### Task instructions
Report how many lines in the listing below include the word "type". Write nothing besides the number.

Figure record listings
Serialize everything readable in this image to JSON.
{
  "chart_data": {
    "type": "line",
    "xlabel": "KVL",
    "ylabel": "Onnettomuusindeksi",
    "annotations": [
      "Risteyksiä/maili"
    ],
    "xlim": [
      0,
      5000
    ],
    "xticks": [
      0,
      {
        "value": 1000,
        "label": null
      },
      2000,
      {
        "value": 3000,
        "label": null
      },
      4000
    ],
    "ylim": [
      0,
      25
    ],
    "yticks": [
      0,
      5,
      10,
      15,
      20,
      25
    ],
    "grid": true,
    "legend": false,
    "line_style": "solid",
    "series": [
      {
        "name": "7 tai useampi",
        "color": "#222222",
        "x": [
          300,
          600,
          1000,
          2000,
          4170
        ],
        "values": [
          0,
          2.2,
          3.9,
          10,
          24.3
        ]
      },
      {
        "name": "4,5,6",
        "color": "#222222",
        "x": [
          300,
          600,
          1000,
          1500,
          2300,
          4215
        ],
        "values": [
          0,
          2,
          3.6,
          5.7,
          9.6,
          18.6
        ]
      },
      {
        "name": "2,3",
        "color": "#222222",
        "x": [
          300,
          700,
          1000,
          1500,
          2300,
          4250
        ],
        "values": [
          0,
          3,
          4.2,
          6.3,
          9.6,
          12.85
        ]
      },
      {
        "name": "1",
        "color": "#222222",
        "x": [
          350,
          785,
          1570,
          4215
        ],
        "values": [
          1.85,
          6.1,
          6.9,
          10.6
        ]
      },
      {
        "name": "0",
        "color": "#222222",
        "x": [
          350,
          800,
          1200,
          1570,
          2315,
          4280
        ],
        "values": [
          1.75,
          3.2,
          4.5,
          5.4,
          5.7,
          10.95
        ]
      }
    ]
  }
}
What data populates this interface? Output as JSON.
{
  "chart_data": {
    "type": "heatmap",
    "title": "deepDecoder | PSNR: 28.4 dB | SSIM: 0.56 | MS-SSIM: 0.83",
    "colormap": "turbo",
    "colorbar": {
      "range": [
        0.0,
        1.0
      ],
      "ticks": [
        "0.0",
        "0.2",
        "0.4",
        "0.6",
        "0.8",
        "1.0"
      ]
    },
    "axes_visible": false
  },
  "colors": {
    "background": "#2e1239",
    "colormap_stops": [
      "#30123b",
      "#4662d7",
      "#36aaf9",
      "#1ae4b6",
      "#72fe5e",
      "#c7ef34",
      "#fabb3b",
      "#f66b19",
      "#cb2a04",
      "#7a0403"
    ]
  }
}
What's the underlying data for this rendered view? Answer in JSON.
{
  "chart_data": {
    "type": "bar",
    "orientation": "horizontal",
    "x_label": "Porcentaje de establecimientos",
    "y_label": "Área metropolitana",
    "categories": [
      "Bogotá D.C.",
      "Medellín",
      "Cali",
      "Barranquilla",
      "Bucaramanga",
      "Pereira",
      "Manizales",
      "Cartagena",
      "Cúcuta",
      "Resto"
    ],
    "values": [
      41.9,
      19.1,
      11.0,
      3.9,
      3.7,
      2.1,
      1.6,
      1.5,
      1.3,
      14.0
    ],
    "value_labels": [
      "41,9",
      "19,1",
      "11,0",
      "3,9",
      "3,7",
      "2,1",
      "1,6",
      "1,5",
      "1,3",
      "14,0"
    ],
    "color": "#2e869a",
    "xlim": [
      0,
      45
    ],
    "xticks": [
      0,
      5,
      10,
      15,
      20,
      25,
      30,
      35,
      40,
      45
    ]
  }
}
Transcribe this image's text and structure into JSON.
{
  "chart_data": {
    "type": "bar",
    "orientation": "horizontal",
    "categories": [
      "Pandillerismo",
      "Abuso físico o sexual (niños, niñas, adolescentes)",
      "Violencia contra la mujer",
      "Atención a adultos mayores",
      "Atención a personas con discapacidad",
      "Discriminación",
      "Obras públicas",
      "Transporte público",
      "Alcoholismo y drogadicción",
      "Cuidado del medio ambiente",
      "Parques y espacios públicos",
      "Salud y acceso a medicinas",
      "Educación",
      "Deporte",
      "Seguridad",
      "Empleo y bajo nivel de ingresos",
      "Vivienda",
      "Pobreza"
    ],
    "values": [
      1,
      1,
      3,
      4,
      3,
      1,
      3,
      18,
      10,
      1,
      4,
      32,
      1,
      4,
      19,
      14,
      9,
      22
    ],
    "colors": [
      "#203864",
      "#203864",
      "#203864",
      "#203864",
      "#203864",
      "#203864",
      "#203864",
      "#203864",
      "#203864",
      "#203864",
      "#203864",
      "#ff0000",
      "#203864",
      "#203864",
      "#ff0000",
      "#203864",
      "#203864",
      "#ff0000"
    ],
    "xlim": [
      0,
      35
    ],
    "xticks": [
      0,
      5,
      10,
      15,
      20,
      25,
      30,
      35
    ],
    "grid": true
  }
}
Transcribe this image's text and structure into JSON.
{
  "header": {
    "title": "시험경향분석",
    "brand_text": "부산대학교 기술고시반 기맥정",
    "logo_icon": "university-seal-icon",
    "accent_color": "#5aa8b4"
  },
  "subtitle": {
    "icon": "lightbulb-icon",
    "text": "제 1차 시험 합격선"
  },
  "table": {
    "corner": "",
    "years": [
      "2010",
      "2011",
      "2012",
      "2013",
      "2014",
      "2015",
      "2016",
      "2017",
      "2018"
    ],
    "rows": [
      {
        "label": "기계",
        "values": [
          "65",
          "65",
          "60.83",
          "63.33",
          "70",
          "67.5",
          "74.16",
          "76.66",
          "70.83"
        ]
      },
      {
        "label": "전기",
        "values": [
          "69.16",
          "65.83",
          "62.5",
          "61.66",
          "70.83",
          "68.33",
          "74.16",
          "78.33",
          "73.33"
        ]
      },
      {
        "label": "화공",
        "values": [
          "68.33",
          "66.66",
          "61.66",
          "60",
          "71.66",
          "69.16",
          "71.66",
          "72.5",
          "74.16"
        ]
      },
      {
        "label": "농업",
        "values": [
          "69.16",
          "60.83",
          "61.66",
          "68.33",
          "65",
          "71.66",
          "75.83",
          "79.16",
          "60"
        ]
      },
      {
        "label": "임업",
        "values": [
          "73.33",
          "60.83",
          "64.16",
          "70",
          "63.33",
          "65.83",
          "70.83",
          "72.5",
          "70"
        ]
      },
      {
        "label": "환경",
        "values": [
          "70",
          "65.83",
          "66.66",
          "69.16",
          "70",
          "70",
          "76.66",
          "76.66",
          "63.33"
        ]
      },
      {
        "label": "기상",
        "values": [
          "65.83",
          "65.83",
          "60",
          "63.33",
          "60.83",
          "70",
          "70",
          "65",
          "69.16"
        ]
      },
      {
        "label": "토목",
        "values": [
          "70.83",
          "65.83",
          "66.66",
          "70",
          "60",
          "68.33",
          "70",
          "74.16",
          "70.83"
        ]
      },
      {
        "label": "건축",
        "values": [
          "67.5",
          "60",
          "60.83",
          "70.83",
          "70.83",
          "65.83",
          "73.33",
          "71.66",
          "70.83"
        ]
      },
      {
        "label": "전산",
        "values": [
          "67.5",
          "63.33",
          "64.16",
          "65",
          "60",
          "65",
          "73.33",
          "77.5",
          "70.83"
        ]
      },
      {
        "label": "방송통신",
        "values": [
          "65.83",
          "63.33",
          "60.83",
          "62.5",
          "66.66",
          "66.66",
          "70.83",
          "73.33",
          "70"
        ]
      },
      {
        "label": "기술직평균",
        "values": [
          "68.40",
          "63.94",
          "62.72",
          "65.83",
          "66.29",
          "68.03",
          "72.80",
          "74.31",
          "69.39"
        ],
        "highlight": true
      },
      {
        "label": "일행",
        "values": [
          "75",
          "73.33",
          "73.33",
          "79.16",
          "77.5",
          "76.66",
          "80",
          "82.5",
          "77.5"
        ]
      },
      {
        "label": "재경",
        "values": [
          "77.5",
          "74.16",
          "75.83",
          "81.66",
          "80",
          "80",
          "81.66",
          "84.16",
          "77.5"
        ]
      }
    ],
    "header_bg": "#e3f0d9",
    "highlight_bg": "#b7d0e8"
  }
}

### The solution
4